◆ **Exercise instructions**: Tally the lines in these records that hold the string "Condição", and reply with the number alone.

• • • •

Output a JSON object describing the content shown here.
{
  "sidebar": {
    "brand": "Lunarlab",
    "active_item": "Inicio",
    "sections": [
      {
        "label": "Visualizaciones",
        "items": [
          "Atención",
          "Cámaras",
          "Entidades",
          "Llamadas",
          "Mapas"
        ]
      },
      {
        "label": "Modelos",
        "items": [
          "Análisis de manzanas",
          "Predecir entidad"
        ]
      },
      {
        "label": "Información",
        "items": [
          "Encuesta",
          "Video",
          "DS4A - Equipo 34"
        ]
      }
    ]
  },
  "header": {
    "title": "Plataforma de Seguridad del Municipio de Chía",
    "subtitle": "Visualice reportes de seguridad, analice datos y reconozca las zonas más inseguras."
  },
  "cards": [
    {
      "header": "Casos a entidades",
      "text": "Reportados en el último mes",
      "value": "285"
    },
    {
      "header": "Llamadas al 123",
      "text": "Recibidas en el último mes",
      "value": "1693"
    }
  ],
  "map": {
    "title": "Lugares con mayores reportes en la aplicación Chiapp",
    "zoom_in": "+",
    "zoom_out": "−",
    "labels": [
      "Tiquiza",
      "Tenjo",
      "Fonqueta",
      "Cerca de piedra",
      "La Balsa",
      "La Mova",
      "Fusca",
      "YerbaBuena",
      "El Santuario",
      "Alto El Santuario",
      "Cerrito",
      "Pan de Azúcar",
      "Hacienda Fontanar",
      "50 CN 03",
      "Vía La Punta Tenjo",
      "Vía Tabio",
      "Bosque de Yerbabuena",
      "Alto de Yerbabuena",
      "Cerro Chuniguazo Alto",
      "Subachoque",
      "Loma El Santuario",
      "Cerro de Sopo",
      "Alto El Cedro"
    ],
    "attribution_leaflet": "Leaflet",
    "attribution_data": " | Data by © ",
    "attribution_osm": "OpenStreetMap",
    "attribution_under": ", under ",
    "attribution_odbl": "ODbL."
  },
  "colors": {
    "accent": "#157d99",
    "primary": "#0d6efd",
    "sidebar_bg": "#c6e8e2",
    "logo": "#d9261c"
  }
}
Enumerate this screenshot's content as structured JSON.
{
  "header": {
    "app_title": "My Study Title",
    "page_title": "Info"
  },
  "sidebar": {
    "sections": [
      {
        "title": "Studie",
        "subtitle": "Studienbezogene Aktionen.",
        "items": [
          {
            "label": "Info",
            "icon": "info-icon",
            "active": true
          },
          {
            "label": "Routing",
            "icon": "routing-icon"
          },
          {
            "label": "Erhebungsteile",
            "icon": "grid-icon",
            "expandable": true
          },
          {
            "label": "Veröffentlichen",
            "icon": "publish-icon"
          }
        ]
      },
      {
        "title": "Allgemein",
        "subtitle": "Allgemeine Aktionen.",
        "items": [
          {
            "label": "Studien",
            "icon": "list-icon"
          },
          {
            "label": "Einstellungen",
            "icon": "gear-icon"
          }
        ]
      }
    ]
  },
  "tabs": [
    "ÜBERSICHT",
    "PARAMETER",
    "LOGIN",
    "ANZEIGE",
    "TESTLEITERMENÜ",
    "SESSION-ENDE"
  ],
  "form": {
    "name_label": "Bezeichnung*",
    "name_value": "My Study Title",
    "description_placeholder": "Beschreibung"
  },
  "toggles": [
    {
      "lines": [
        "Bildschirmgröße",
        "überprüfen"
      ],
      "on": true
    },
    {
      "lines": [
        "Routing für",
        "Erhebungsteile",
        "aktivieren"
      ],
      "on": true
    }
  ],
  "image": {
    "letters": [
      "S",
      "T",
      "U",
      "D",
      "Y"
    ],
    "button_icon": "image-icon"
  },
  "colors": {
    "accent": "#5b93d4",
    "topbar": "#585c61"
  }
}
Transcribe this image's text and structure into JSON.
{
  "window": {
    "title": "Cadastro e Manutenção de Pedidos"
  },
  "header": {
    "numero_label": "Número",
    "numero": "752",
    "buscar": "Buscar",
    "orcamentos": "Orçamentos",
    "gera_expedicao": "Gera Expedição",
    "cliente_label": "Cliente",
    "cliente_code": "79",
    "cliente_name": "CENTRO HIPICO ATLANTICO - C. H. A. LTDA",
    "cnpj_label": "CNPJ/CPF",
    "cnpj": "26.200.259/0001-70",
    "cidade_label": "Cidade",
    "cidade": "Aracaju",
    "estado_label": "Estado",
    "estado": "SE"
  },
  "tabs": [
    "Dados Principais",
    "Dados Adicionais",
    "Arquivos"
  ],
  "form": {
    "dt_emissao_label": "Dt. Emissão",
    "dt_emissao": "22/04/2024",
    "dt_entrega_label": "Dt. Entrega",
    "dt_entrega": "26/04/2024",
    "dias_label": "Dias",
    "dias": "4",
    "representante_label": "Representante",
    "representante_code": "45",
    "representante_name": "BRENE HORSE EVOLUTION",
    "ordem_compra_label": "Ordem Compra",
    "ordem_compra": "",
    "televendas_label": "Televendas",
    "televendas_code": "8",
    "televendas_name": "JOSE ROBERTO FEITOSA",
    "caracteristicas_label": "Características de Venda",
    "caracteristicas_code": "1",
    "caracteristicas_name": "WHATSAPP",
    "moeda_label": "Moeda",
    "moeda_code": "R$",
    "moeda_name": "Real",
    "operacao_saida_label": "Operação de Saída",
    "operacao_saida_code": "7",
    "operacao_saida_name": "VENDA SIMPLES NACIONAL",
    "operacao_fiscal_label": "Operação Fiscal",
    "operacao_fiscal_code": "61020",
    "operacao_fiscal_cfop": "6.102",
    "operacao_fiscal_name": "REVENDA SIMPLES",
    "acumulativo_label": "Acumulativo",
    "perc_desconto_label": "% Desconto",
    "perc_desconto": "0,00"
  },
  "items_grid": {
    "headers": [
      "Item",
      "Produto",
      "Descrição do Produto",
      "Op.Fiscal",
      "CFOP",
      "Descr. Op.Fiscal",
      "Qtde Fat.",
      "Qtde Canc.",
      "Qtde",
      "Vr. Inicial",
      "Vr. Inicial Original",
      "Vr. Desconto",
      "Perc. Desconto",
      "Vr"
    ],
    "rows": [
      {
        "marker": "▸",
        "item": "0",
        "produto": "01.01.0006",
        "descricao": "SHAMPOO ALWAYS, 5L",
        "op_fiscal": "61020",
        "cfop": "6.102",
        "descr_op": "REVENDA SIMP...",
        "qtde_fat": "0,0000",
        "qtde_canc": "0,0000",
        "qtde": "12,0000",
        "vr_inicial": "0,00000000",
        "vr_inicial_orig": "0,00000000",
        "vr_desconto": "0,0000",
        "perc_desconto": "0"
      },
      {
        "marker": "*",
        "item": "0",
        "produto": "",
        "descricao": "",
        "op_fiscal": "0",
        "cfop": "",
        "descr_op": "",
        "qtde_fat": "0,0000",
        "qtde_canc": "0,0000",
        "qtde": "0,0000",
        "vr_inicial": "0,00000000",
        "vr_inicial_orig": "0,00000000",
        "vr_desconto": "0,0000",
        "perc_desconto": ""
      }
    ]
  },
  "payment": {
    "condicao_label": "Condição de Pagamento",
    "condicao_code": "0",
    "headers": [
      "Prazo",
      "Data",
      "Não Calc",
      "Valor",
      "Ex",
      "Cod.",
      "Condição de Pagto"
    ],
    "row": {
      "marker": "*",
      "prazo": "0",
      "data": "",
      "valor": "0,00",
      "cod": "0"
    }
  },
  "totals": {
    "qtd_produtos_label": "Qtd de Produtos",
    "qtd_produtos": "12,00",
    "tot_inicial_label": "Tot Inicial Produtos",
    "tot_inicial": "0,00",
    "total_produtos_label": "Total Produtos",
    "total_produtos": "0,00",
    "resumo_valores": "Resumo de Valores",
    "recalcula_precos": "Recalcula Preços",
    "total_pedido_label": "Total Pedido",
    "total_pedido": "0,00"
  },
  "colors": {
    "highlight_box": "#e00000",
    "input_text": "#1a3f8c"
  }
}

• • • •

◆ **Written solution**: 2